Can you copy out everything from the line containing "data-point xyxy=(552,135,558,141)" down to the line containing "data-point xyxy=(281,344,294,356)", swapping "x-tick-label" for "x-axis-label" and leaving everything else unchanged?

Image element box records:

┄┄┄┄┄┄┄┄┄┄

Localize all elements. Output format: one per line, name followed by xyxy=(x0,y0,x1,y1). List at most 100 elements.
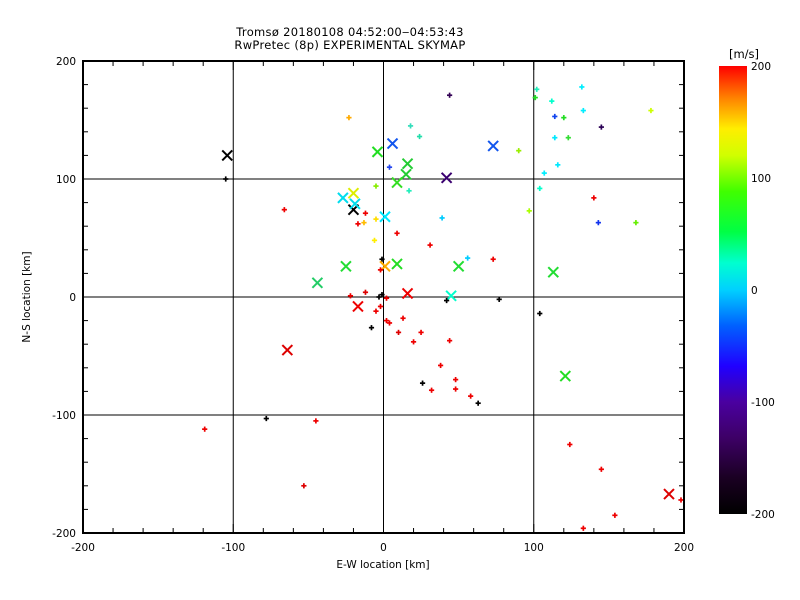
data-point xyxy=(552,135,558,141)
data-point xyxy=(373,183,379,189)
data-point xyxy=(526,208,532,214)
colorbar-tick-label: 200 xyxy=(751,61,771,73)
y-tick-label: -200 xyxy=(52,528,76,540)
data-point xyxy=(440,172,453,184)
data-point xyxy=(371,237,378,243)
title-line-2: RwPretec (8p) EXPERIMENTAL SKYMAP xyxy=(234,38,466,52)
data-point xyxy=(347,293,354,299)
data-point xyxy=(301,483,307,489)
x-tick-label: 0 xyxy=(380,542,387,554)
data-point xyxy=(496,296,502,302)
data-point xyxy=(281,344,294,356)
data-point xyxy=(371,146,384,158)
data-point xyxy=(362,289,369,295)
data-point xyxy=(379,256,385,262)
data-point xyxy=(678,497,684,503)
data-point xyxy=(549,98,555,104)
data-point xyxy=(427,242,433,248)
data-point xyxy=(447,338,453,344)
data-point xyxy=(465,255,471,261)
data-point xyxy=(395,329,402,335)
data-point xyxy=(221,149,233,162)
data-point xyxy=(355,221,361,227)
data-point xyxy=(633,220,639,226)
data-point xyxy=(391,176,403,189)
data-point xyxy=(383,318,390,324)
data-point xyxy=(555,162,561,168)
data-point xyxy=(516,148,522,154)
data-point xyxy=(648,107,654,114)
data-point xyxy=(400,315,406,321)
data-point xyxy=(368,325,375,331)
grid-lines xyxy=(83,61,684,533)
data-point xyxy=(418,329,424,335)
data-point xyxy=(407,123,414,129)
data-point xyxy=(406,188,412,194)
data-point xyxy=(552,113,558,120)
data-point xyxy=(537,185,543,192)
data-point xyxy=(379,292,385,298)
data-point xyxy=(373,308,379,314)
data-point xyxy=(361,220,367,226)
data-point xyxy=(579,84,585,90)
data-point xyxy=(598,466,604,472)
data-point xyxy=(580,525,586,531)
data-point xyxy=(447,92,453,98)
data-point xyxy=(377,303,384,310)
x-tick-label: 100 xyxy=(524,542,544,554)
data-point xyxy=(490,256,496,262)
data-point xyxy=(452,260,465,273)
colorbar-gradient xyxy=(719,66,747,514)
data-point xyxy=(437,362,444,369)
data-point xyxy=(202,426,208,432)
y-tick-label: 100 xyxy=(56,174,76,186)
data-point xyxy=(532,94,538,101)
x-tick-label: -100 xyxy=(221,542,245,554)
data-point xyxy=(379,211,391,223)
data-point xyxy=(595,220,601,226)
data-points xyxy=(202,84,684,531)
data-point xyxy=(612,512,618,518)
axis-tick-labels: -200 -100 0 100 200 -200 -100 0 100 200 xyxy=(52,56,694,554)
data-point xyxy=(468,393,474,399)
data-point xyxy=(263,415,269,422)
data-point xyxy=(439,215,445,221)
data-point xyxy=(349,198,361,210)
data-point xyxy=(377,267,384,273)
title-line-1: Tromsø 20180108 04:52:00‒04:53:43 xyxy=(236,25,464,39)
data-point xyxy=(313,418,319,424)
data-point xyxy=(453,377,459,383)
y-tick-label: 200 xyxy=(56,56,76,68)
data-point xyxy=(401,287,414,300)
data-point xyxy=(416,133,423,140)
data-point xyxy=(410,339,417,345)
data-point xyxy=(311,277,324,289)
data-point xyxy=(453,386,459,392)
data-point xyxy=(559,370,572,382)
data-point xyxy=(386,164,393,170)
data-point xyxy=(386,320,393,326)
data-point xyxy=(386,137,399,150)
data-point xyxy=(383,295,390,301)
axis-ticks xyxy=(82,60,685,534)
data-point xyxy=(419,380,426,386)
data-point xyxy=(337,192,349,204)
data-point xyxy=(567,441,573,448)
data-point xyxy=(547,266,559,278)
data-point xyxy=(352,300,364,313)
data-point xyxy=(347,187,360,199)
colorbar-tick-label: 100 xyxy=(751,173,771,185)
data-point xyxy=(663,488,675,500)
data-point xyxy=(561,115,567,121)
colorbar-unit-label: [m/s] xyxy=(729,47,759,61)
y-tick-label: 0 xyxy=(69,292,76,304)
data-point xyxy=(445,290,457,302)
data-point xyxy=(376,294,382,300)
data-point xyxy=(444,297,450,304)
figure-title: Tromsø 20180108 04:52:00‒04:53:43 RwPret… xyxy=(0,26,700,52)
data-point xyxy=(541,170,547,176)
x-tick-label: 200 xyxy=(674,542,694,554)
y-tick-label: -100 xyxy=(52,410,76,422)
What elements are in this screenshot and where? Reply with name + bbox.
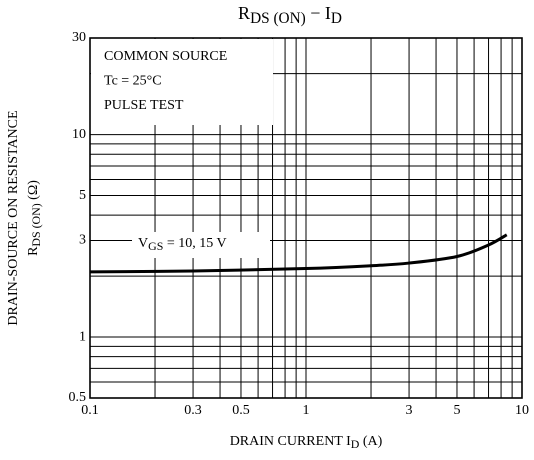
chart-title: RDS (ON) − ID — [238, 3, 342, 27]
x-tick-label: 0.3 — [184, 403, 202, 418]
x-tick-label: 5 — [453, 403, 460, 418]
x-axis-label-part: D — [351, 437, 360, 451]
frame — [89, 37, 523, 399]
y-axis-label-part: DS (ON) — [29, 203, 43, 246]
annotation: COMMON SOURCE — [104, 49, 227, 64]
annotation: Tc = 25°C — [104, 74, 162, 89]
x-axis-label-part: DRAIN CURRENT I — [230, 434, 351, 449]
x-axis-label: DRAIN CURRENT ID (A) — [230, 434, 383, 451]
chart-title-part: DS (ON) — [250, 10, 306, 27]
y-axis-label-part: (Ω) — [26, 180, 41, 204]
y-axis-label-part: DRAIN-SOURCE ON RESISTANCE — [6, 110, 21, 325]
line — [89, 233, 508, 274]
x-tick-label: 10 — [515, 403, 529, 418]
series-label-part: = 10, 15 V — [163, 236, 226, 251]
y-axis-label: RDS (ON) (Ω) — [26, 180, 43, 256]
y-tick-label: 5 — [79, 188, 86, 203]
x-tick-label: 3 — [406, 403, 413, 418]
annotation: PULSE TEST — [104, 98, 184, 113]
y-tick-label: 30 — [72, 30, 86, 45]
chart-title-part: D — [331, 10, 342, 27]
y-tick-label: 10 — [72, 127, 86, 142]
x-tick-label: 0.1 — [81, 403, 99, 418]
series-label-box — [132, 232, 270, 258]
annotation-box — [91, 39, 273, 125]
x-tick-label: 1 — [303, 403, 310, 418]
chart-title-part: − I — [306, 3, 331, 23]
y-tick-label: 1 — [79, 329, 86, 344]
series-label-part: V — [138, 236, 148, 251]
y-axis-label: DRAIN-SOURCE ON RESISTANCE — [6, 110, 21, 325]
y-tick-label: 3 — [79, 233, 86, 248]
y-tick-label: 0.5 — [69, 390, 87, 405]
series-label: VGS = 10, 15 V — [138, 236, 227, 253]
series-label-part: GS — [148, 239, 163, 253]
x-tick-label: 0.5 — [232, 403, 250, 418]
x-axis-label-part: (A) — [359, 434, 382, 449]
y-axis-label-part: R — [26, 246, 41, 256]
chart-title-part: R — [238, 3, 250, 23]
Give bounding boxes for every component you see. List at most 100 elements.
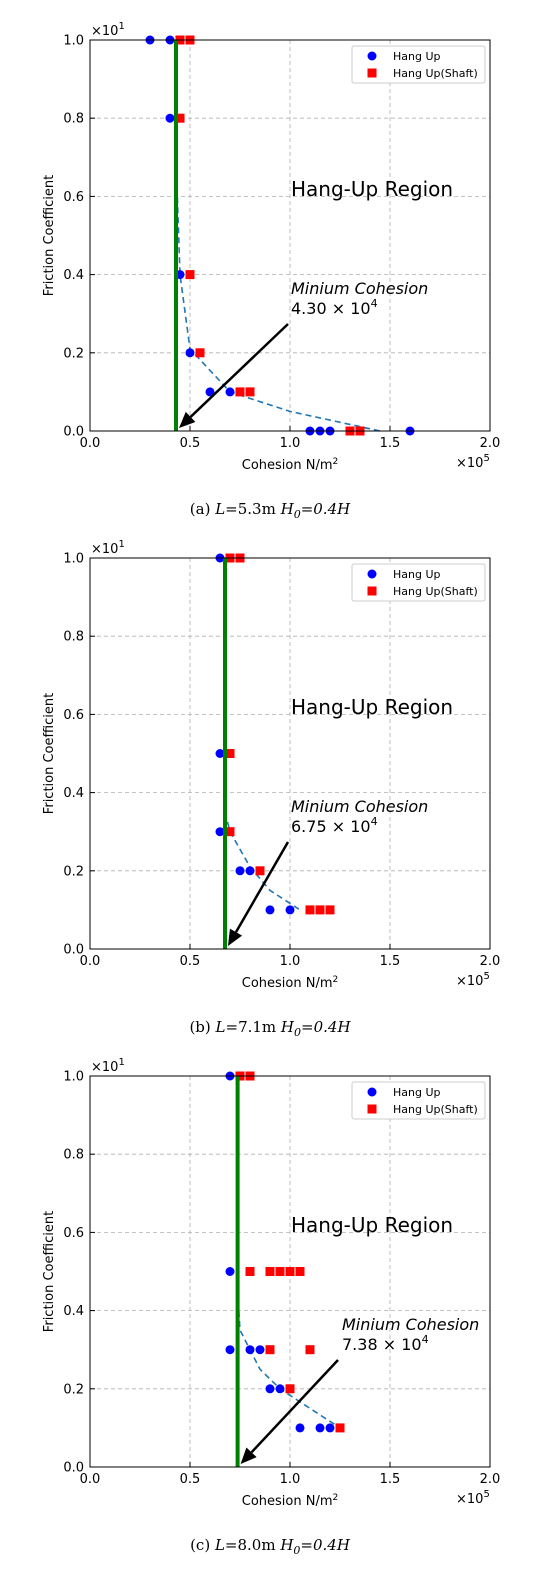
data-point-hang-up-shaft bbox=[335, 1423, 345, 1433]
data-point-hang-up bbox=[315, 1423, 325, 1433]
legend-label-hang-up: Hang Up bbox=[393, 568, 441, 581]
data-point-hang-up bbox=[185, 348, 195, 358]
y-multiplier: ×101 bbox=[91, 21, 125, 39]
data-point-hang-up-shaft bbox=[235, 387, 245, 397]
x-tick-label: 1.5 bbox=[380, 954, 401, 969]
y-tick-label: 0.8 bbox=[63, 112, 84, 127]
y-multiplier: ×101 bbox=[91, 1057, 125, 1075]
grid bbox=[90, 1076, 490, 1467]
x-tick-label: 0.0 bbox=[80, 1472, 101, 1487]
region-label: Hang-Up Region bbox=[291, 695, 453, 719]
legend-marker-hang-up-shaft bbox=[367, 586, 377, 596]
data-point-hang-up bbox=[295, 1423, 305, 1433]
data-point-hang-up bbox=[245, 1345, 255, 1355]
legend-box bbox=[351, 45, 486, 84]
data-point-hang-up-shaft bbox=[225, 749, 235, 758]
data-point-hang-up-shaft bbox=[185, 270, 195, 280]
legend-label-hang-up: Hang Up bbox=[393, 1086, 441, 1099]
x-axis-label: Cohesion N/m2 bbox=[242, 1493, 338, 1509]
y-axis-label: Friction Coefficient bbox=[42, 693, 57, 814]
data-point-hang-up-shaft bbox=[305, 905, 315, 915]
data-point-hang-up bbox=[165, 113, 175, 123]
ticks: 0.0 0.5 1.0 1.5 2.0 0.0 0.2 0.4 0.6 0.8 1.0 bbox=[63, 34, 500, 452]
x-tick-label: 2.0 bbox=[480, 436, 501, 451]
x-tick-label: 1.0 bbox=[280, 1472, 301, 1487]
data-point-hang-up-shaft bbox=[305, 1345, 315, 1355]
y-tick-label: 0.0 bbox=[63, 1461, 84, 1476]
y-tick-label: 0.6 bbox=[63, 708, 84, 723]
series-hang-up-shaft bbox=[225, 553, 335, 915]
data-point-hang-up-shaft bbox=[245, 1267, 255, 1276]
y-tick-label: 0.4 bbox=[63, 268, 84, 283]
data-point-hang-up-shaft bbox=[175, 113, 185, 123]
data-point-hang-up-shaft bbox=[285, 1384, 295, 1394]
data-point-hang-up bbox=[265, 905, 275, 915]
legend-label-hang-up-shaft: Hang Up(Shaft) bbox=[393, 585, 478, 598]
x-axis-label: Cohesion N/m2 bbox=[242, 975, 338, 991]
boundary-curve bbox=[236, 1290, 341, 1429]
data-point-hang-up-shaft bbox=[245, 387, 255, 397]
data-point-hang-up bbox=[245, 866, 255, 876]
data-point-hang-up bbox=[285, 905, 295, 915]
y-tick-label: 0.0 bbox=[63, 943, 84, 958]
y-tick-label: 0.6 bbox=[63, 1226, 84, 1241]
data-point-hang-up bbox=[265, 1384, 275, 1394]
annotation-title: Minium Cohesion bbox=[342, 1315, 479, 1334]
y-multiplier: ×101 bbox=[91, 539, 125, 557]
data-point-hang-up-shaft bbox=[265, 1345, 275, 1355]
data-point-hang-up-shaft bbox=[325, 905, 335, 915]
x-tick-label: 1.0 bbox=[280, 954, 301, 969]
legend: Hang Up Hang Up(Shaft) bbox=[351, 1081, 486, 1120]
legend-box bbox=[351, 563, 486, 602]
data-point-hang-up bbox=[275, 1384, 285, 1394]
series-hang-up bbox=[215, 553, 295, 915]
y-tick-label: 0.8 bbox=[63, 1148, 84, 1163]
x-multiplier: ×105 bbox=[456, 971, 490, 989]
x-axis-label: Cohesion N/m2 bbox=[242, 457, 338, 473]
legend: Hang Up Hang Up(Shaft) bbox=[351, 563, 486, 602]
y-tick-label: 0.6 bbox=[63, 190, 84, 205]
region-label: Hang-Up Region bbox=[291, 1213, 453, 1237]
annotation-arrow-head bbox=[228, 928, 243, 946]
x-tick-label: 1.0 bbox=[280, 436, 301, 451]
x-tick-label: 0.5 bbox=[180, 1472, 201, 1487]
annotation-arrow-head bbox=[240, 1447, 257, 1464]
annotation-arrow-shaft bbox=[189, 323, 289, 418]
data-point-hang-up bbox=[235, 866, 245, 876]
y-tick-label: 0.2 bbox=[63, 1382, 84, 1397]
legend-label-hang-up-shaft: Hang Up(Shaft) bbox=[393, 67, 478, 80]
legend: Hang Up Hang Up(Shaft) bbox=[351, 45, 486, 84]
figure-caption: (c) L=8.0m H0=0.4H bbox=[190, 1536, 351, 1554]
annotation-title: Minium Cohesion bbox=[291, 279, 428, 298]
annotation-value: 4.30 × 104 bbox=[291, 297, 378, 318]
annotation-arrow-shaft bbox=[250, 1359, 339, 1454]
grid bbox=[90, 558, 490, 949]
legend-marker-hang-up bbox=[367, 1087, 377, 1097]
y-axis-label: Friction Coefficient bbox=[42, 1211, 57, 1332]
x-tick-label: 1.5 bbox=[380, 436, 401, 451]
data-point-hang-up-shaft bbox=[285, 1267, 295, 1276]
data-point-hang-up bbox=[325, 1423, 335, 1433]
y-tick-label: 0.0 bbox=[63, 425, 84, 440]
x-tick-label: 2.0 bbox=[480, 1472, 501, 1487]
data-point-hang-up bbox=[255, 1345, 265, 1355]
y-tick-label: 1.0 bbox=[63, 552, 84, 567]
data-point-hang-up-shaft bbox=[265, 1267, 275, 1276]
data-point-hang-up-shaft bbox=[275, 1267, 285, 1276]
y-tick-label: 0.4 bbox=[63, 1304, 84, 1319]
y-tick-label: 0.8 bbox=[63, 630, 84, 645]
y-tick-label: 0.4 bbox=[63, 786, 84, 801]
legend-label-hang-up: Hang Up bbox=[393, 50, 441, 63]
x-tick-label: 2.0 bbox=[480, 954, 501, 969]
x-tick-label: 0.0 bbox=[80, 954, 101, 969]
chart-panel-2: 0.0 0.5 1.0 1.5 2.0 0.0 0.2 0.4 0.6 0.8 1.0 ×101 ×10… bbox=[42, 539, 501, 1036]
figure-caption: (a) L=5.3m H0=0.4H bbox=[190, 500, 351, 518]
data-point-hang-up bbox=[215, 749, 225, 758]
chart-panel-1: 0.0 0.5 1.0 1.5 2.0 0.0 0.2 0.4 0.6 0.8 1.0 ×101 ×10… bbox=[42, 21, 500, 518]
y-tick-label: 0.2 bbox=[63, 864, 84, 879]
series-hang-up bbox=[225, 1071, 335, 1433]
legend-marker-hang-up-shaft bbox=[367, 68, 377, 78]
region-label: Hang-Up Region bbox=[291, 177, 453, 201]
x-tick-label: 0.0 bbox=[80, 436, 101, 451]
data-point-hang-up-shaft bbox=[295, 1267, 305, 1276]
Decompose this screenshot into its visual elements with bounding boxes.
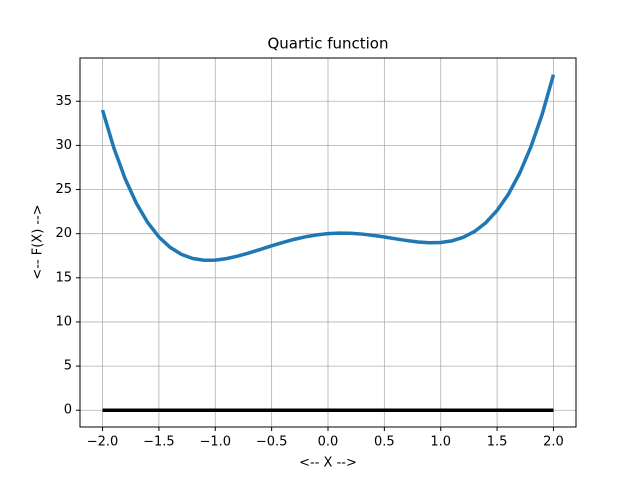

┄┄┄┄┄┄┄┄┄┄

**RESPONSE TO THIS TASK:**
data-point xyxy=(552,135,558,141)
data-point xyxy=(373,183,379,189)
data-point xyxy=(526,208,532,214)
colorbar-tick-label: 200 xyxy=(751,61,771,73)
y-tick-label: -200 xyxy=(52,528,76,540)
data-point xyxy=(440,172,453,184)
data-point xyxy=(371,237,378,243)
title-line-2: RwPretec (8p) EXPERIMENTAL SKYMAP xyxy=(234,38,466,52)
data-point xyxy=(347,293,354,299)
data-point xyxy=(301,483,307,489)
x-axis-label: 0 xyxy=(380,542,387,554)
data-point xyxy=(496,296,502,302)
data-point xyxy=(281,344,294,356)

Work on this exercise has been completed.